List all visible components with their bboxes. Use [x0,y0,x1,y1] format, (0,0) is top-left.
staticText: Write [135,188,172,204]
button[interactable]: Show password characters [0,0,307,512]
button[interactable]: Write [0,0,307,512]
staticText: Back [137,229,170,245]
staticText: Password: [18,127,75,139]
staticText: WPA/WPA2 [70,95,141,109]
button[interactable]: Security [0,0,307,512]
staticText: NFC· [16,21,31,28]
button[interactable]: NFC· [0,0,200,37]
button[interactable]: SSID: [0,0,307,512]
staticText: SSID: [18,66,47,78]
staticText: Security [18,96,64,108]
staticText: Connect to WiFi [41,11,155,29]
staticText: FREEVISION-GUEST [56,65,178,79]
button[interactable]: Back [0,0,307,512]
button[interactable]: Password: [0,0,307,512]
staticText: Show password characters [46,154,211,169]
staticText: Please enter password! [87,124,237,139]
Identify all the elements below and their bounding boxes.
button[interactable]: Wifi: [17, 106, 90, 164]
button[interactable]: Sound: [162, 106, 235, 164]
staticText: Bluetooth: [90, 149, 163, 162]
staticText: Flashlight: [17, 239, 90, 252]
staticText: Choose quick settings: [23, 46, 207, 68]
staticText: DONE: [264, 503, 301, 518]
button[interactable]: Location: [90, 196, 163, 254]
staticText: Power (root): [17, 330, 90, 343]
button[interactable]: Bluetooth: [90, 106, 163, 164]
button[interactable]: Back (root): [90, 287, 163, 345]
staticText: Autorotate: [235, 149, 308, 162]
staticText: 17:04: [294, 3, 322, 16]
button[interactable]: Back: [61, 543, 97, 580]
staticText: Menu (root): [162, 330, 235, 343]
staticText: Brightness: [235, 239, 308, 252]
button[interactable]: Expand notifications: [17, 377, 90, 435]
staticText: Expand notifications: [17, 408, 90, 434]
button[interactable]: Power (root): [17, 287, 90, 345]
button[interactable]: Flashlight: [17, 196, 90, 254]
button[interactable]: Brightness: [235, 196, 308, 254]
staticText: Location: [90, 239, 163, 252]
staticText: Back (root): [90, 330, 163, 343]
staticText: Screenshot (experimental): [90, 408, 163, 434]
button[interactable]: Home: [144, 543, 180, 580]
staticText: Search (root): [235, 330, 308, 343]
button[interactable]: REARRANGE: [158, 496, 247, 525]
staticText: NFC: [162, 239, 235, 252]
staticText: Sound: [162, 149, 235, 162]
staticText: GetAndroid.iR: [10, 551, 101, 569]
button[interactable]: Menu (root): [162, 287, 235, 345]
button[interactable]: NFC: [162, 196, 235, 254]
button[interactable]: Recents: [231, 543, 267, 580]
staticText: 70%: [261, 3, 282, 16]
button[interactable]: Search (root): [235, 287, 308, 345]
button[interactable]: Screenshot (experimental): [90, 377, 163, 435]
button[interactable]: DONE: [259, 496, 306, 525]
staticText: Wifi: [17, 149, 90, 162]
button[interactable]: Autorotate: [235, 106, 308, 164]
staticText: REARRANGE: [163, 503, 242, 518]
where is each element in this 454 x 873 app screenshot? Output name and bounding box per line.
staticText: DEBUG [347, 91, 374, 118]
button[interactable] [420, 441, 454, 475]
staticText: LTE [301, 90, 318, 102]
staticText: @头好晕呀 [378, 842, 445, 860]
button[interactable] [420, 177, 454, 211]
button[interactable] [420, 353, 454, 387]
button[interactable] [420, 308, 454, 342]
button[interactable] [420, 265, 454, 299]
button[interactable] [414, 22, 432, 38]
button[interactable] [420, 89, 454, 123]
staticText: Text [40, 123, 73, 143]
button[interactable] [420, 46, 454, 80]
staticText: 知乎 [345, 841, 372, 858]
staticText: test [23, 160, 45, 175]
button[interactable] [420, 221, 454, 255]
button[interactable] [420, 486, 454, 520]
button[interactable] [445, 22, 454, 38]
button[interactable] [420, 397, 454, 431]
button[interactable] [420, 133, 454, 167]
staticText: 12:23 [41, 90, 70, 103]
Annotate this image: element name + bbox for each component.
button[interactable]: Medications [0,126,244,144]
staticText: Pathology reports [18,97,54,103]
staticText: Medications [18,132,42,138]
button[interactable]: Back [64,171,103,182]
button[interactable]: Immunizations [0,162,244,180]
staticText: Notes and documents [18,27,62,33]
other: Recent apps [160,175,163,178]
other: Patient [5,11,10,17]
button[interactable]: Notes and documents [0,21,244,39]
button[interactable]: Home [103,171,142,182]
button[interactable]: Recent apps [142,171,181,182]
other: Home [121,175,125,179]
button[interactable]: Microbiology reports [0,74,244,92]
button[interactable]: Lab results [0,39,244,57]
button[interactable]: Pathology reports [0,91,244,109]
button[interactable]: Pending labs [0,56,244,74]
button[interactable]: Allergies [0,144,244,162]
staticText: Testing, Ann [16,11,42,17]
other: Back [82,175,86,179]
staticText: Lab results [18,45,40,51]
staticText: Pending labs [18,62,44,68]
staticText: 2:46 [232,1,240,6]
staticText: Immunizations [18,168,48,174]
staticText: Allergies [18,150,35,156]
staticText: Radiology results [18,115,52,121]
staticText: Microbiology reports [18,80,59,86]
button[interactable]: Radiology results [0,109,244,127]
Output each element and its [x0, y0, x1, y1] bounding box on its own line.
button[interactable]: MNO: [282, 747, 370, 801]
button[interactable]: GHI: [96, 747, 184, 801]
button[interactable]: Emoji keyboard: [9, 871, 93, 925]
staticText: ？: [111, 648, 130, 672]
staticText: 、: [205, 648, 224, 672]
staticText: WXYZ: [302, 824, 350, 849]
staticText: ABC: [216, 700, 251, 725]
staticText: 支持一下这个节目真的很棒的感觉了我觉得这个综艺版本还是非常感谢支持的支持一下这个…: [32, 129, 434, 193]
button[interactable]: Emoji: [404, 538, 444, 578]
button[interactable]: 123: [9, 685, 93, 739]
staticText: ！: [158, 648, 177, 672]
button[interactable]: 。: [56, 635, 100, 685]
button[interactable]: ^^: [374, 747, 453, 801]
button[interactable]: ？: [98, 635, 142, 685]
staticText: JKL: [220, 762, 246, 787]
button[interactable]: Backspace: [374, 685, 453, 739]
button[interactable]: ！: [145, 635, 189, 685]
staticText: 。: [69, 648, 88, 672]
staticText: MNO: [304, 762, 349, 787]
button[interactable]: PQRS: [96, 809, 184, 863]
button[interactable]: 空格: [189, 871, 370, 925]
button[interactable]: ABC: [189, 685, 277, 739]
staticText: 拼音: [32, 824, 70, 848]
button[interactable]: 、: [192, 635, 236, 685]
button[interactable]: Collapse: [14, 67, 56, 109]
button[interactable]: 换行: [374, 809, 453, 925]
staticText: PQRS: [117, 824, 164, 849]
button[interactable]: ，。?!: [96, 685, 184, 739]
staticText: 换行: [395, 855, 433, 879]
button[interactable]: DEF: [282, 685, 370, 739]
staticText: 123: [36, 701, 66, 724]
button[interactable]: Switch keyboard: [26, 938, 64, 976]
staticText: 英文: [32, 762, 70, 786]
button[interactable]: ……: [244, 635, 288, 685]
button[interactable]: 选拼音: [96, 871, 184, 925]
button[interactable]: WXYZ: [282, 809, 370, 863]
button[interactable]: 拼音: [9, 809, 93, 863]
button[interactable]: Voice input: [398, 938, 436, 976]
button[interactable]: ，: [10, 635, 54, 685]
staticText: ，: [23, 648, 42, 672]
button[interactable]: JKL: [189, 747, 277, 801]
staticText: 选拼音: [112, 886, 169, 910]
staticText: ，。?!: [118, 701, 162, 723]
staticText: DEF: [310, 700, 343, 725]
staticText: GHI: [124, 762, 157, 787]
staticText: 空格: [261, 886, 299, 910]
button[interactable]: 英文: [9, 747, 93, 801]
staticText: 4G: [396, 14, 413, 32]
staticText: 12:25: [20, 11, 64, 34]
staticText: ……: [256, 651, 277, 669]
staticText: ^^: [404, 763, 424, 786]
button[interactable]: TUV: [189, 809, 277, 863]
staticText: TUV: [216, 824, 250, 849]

_ _ _

• **Given problem**
Reproduce verbatim the records above, starting at their first line and ending after the line that contains "button[interactable]: Back [0,0,307,512]". Include both end lines.

• **Complete output**
List all visible components with their bboxes. Use [x0,y0,x1,y1] format, (0,0) is top-left.
staticText: Write [135,188,172,204]
button[interactable]: Show password characters [0,0,307,512]
button[interactable]: Write [0,0,307,512]
staticText: Back [137,229,170,245]
staticText: Password: [18,127,75,139]
staticText: WPA/WPA2 [70,95,141,109]
button[interactable]: Security [0,0,307,512]
staticText: NFC· [16,21,31,28]
button[interactable]: NFC· [0,0,200,37]
button[interactable]: SSID: [0,0,307,512]
staticText: SSID: [18,66,47,78]
staticText: Security [18,96,64,108]
staticText: Connect to WiFi [41,11,155,29]
staticText: FREEVISION-GUEST [56,65,178,79]
button[interactable]: Back [0,0,307,512]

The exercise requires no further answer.